*Material to process*.
========================
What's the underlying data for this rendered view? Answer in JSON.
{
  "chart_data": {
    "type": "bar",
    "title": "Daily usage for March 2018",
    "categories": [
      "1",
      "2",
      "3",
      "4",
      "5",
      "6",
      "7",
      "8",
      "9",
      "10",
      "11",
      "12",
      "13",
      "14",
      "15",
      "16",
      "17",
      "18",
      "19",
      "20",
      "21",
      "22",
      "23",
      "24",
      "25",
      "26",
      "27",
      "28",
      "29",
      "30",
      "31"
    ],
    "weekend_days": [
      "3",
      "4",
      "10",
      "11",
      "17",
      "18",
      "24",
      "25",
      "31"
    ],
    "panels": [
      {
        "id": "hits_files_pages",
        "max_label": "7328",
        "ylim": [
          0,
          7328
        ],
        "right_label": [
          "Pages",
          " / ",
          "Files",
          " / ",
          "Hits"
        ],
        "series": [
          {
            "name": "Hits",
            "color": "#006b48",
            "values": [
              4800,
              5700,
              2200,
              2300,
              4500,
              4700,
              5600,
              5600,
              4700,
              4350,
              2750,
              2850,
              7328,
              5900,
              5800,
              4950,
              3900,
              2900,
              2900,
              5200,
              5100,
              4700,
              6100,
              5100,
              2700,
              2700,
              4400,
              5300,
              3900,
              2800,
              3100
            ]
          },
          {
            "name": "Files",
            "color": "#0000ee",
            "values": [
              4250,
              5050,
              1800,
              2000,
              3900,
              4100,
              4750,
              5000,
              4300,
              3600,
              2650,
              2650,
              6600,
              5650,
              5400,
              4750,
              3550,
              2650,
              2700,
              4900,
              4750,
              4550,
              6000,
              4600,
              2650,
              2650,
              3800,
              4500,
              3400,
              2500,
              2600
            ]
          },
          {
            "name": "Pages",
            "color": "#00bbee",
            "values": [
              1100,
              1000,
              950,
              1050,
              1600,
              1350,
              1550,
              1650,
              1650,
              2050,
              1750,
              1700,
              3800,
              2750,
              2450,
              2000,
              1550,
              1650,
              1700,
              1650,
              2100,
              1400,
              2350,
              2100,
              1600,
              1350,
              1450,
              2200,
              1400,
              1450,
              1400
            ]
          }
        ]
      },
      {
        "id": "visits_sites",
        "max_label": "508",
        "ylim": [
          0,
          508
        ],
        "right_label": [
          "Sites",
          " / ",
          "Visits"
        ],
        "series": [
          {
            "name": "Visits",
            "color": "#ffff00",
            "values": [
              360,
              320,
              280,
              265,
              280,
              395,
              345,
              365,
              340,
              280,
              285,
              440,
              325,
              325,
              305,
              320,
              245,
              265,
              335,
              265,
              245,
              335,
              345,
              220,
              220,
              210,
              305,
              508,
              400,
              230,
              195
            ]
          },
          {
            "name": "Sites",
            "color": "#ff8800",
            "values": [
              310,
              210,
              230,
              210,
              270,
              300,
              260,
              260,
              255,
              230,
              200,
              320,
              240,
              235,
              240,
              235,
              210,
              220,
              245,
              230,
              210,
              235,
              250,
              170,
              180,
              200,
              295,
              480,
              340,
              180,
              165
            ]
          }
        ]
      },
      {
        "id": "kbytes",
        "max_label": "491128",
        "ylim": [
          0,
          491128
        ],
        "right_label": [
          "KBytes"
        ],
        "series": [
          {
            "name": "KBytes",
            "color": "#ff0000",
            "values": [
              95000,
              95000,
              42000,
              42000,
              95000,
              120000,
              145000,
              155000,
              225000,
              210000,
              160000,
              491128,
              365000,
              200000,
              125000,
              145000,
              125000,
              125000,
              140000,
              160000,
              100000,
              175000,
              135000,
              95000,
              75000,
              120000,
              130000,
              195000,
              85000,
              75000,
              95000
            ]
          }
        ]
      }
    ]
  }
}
========================
*Task instructions*. Determine the number of lines in the data that contain "name" as a word or string, and state only that number.

*The solution*. 6